What is being asked:
Please quote the material exactly, every line of it.

Records:

==============================

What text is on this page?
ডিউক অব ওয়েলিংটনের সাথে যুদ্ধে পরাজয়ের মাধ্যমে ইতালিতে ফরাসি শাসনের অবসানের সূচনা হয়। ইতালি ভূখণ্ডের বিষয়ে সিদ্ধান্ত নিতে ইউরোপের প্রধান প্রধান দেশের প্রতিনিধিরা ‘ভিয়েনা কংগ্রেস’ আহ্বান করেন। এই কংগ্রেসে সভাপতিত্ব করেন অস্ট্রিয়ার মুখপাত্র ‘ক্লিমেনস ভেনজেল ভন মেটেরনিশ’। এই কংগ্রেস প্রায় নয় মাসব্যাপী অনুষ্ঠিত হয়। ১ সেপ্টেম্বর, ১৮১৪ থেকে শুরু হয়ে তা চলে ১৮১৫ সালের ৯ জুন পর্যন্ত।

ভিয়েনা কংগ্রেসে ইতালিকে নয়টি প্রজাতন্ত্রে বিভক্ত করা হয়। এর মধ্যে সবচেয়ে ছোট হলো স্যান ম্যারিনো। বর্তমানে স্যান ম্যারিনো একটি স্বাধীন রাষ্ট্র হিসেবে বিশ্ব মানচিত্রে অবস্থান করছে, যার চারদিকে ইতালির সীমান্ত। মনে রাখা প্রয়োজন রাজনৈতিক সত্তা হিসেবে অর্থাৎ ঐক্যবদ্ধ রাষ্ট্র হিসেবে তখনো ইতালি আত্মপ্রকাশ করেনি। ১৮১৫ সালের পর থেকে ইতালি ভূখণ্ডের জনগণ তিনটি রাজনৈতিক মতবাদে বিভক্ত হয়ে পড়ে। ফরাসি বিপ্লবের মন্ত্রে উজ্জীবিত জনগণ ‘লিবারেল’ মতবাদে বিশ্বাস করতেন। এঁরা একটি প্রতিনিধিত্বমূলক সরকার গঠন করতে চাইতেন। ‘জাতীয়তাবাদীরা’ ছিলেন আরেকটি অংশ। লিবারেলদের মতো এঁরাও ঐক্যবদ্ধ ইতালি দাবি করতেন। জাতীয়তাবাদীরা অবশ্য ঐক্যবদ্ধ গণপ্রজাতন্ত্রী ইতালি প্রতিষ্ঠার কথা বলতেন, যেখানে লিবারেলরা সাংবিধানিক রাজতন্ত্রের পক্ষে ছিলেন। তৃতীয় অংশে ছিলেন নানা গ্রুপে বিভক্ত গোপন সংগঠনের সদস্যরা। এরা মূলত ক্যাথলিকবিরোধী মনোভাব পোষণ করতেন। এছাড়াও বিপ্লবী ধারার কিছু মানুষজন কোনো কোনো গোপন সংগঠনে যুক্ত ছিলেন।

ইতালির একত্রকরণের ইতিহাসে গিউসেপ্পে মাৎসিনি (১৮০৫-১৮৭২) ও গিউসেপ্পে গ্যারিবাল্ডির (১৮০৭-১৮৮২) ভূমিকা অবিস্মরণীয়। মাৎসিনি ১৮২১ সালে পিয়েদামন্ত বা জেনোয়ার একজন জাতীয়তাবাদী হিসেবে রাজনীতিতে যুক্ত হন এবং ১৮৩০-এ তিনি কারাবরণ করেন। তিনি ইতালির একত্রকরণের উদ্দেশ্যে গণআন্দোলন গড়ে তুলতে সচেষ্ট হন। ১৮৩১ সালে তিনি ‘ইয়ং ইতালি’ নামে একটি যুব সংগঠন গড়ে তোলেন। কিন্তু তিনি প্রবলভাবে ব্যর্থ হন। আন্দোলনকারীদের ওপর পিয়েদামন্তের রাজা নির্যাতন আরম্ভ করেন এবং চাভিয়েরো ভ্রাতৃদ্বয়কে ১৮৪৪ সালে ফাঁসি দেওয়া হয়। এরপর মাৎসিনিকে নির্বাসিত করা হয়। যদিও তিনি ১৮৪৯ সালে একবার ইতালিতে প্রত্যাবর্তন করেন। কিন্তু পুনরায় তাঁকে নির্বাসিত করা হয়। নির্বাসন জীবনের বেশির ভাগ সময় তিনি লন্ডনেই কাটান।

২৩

==============================

Worked answer:
What text is on this page?
ডিউক অব ওয়েলিংটনের সাথে যুদ্ধে পরাজয়ের মাধ্যমে ইতালিতে ফরাসি শাসনের অবসানের সূচনা হয়। ইতালি ভূখণ্ডের বিষয়ে সিদ্ধান্ত নিতে ইউরোপের প্রধান প্রধান দেশের প্রতিনিধিরা ‘ভিয়েনা কংগ্রেস’ আহ্বান করেন। এই কংগ্রেসে সভাপতিত্ব করেন অস্ট্রিয়ার মুখপাত্র ‘ক্লিমেনস ভেনজেল ভন মেটেরনিশ’। এই কংগ্রেস প্রায় নয় মাসব্যাপী অনুষ্ঠিত হয়। ১ সেপ্টেম্বর, ১৮১৪ থেকে শুরু হয়ে তা চলে ১৮১৫ সালের ৯ জুন পর্যন্ত।

ভিয়েনা কংগ্রেসে ইতালিকে নয়টি প্রজাতন্ত্রে বিভক্ত করা হয়। এর মধ্যে সবচেয়ে ছোট হলো স্যান ম্যারিনো। বর্তমানে স্যান ম্যারিনো একটি স্বাধীন রাষ্ট্র হিসেবে বিশ্ব মানচিত্রে অবস্থান করছে, যার চারদিকে ইতালির সীমান্ত। মনে রাখা প্রয়োজন রাজনৈতিক সত্তা হিসেবে অর্থাৎ ঐক্যবদ্ধ রাষ্ট্র হিসেবে তখনো ইতালি আত্মপ্রকাশ করেনি। ১৮১৫ সালের পর থেকে ইতালি ভূখণ্ডের জনগণ তিনটি রাজনৈতিক মতবাদে বিভক্ত হয়ে পড়ে। ফরাসি বিপ্লবের মন্ত্রে উজ্জীবিত জনগণ ‘লিবারেল’ মতবাদে বিশ্বাস করতেন। এঁরা একটি প্রতিনিধিত্বমূলক সরকার গঠন করতে চাইতেন। ‘জাতীয়তাবাদীরা’ ছিলেন আরেকটি অংশ। লিবারেলদের মতো এঁরাও ঐক্যবদ্ধ ইতালি দাবি করতেন। জাতীয়তাবাদীরা অবশ্য ঐক্যবদ্ধ গণপ্রজাতন্ত্রী ইতালি প্রতিষ্ঠার কথা বলতেন, যেখানে লিবারেলরা সাংবিধানিক রাজতন্ত্রের পক্ষে ছিলেন। তৃতীয় অংশে ছিলেন নানা গ্রুপে বিভক্ত গোপন সংগঠনের সদস্যরা। এরা মূলত ক্যাথলিকবিরোধী মনোভাব পোষণ করতেন। এছাড়াও বিপ্লবী ধারার কিছু মানুষজন কোনো কোনো গোপন সংগঠনে যুক্ত ছিলেন।

ইতালির একত্রকরণের ইতিহাসে গিউসেপ্পে মাৎসিনি (১৮০৫-১৮৭২) ও গিউসেপ্পে গ্যারিবাল্ডির (১৮০৭-১৮৮২) ভূমিকা অবিস্মরণীয়। মাৎসিনি ১৮২১ সালে পিয়েদামন্ত বা জেনোয়ার একজন জাতীয়তাবাদী হিসেবে রাজনীতিতে যুক্ত হন এবং ১৮৩০-এ তিনি কারাবরণ করেন। তিনি ইতালির একত্রকরণের উদ্দেশ্যে গণআন্দোলন গড়ে তুলতে সচেষ্ট হন। ১৮৩১ সালে তিনি ‘ইয়ং ইতালি’ নামে একটি যুব সংগঠন গড়ে তোলেন। কিন্তু তিনি প্রবলভাবে ব্যর্থ হন। আন্দোলনকারীদের ওপর পিয়েদামন্তের রাজা নির্যাতন আরম্ভ করেন এবং চাভিয়েরো ভ্রাতৃদ্বয়কে ১৮৪৪ সালে ফাঁসি দেওয়া হয়। এরপর মাৎসিনিকে নির্বাসিত করা হয়। যদিও তিনি ১৮৪৯ সালে একবার ইতালিতে প্রত্যাবর্তন করেন। কিন্তু পুনরায় তাঁকে নির্বাসিত করা হয়। নির্বাসন জীবনের বেশির ভাগ সময় তিনি লন্ডনেই কাটান।

২৩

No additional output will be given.